[Records]
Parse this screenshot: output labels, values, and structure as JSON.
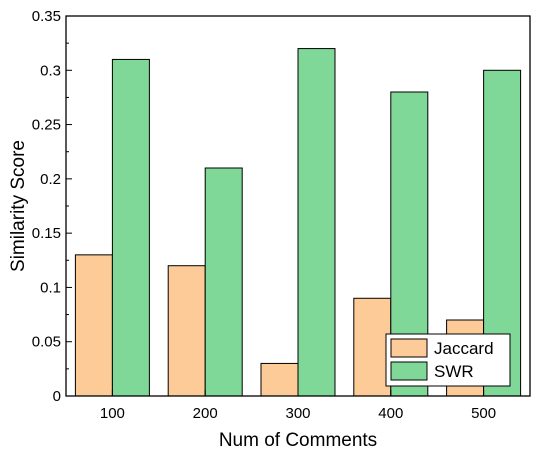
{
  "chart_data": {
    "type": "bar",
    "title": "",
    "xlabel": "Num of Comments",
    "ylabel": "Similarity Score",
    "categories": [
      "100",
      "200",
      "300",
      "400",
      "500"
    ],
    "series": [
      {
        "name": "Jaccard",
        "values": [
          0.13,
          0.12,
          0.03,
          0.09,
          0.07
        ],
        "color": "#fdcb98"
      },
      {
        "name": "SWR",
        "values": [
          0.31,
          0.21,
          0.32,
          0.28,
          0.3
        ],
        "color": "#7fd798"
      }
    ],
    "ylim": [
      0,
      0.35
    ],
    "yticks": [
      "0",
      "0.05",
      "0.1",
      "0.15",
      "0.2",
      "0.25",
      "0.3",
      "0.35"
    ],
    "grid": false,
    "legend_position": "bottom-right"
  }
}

● TO BE DONE
Retype all the records shown above, character for character. Omit every picture.

● RESULT FOR THIS EXERCISE
Parse this screenshot: output labels, values, and structure as JSON.
{
  "chart_data": {
    "type": "bar",
    "title": "",
    "xlabel": "Num of Comments",
    "ylabel": "Similarity Score",
    "categories": [
      "100",
      "200",
      "300",
      "400",
      "500"
    ],
    "series": [
      {
        "name": "Jaccard",
        "values": [
          0.13,
          0.12,
          0.03,
          0.09,
          0.07
        ],
        "color": "#fdcb98"
      },
      {
        "name": "SWR",
        "values": [
          0.31,
          0.21,
          0.32,
          0.28,
          0.3
        ],
        "color": "#7fd798"
      }
    ],
    "ylim": [
      0,
      0.35
    ],
    "yticks": [
      "0",
      "0.05",
      "0.1",
      "0.15",
      "0.2",
      "0.25",
      "0.3",
      "0.35"
    ],
    "grid": false,
    "legend_position": "bottom-right"
  }
}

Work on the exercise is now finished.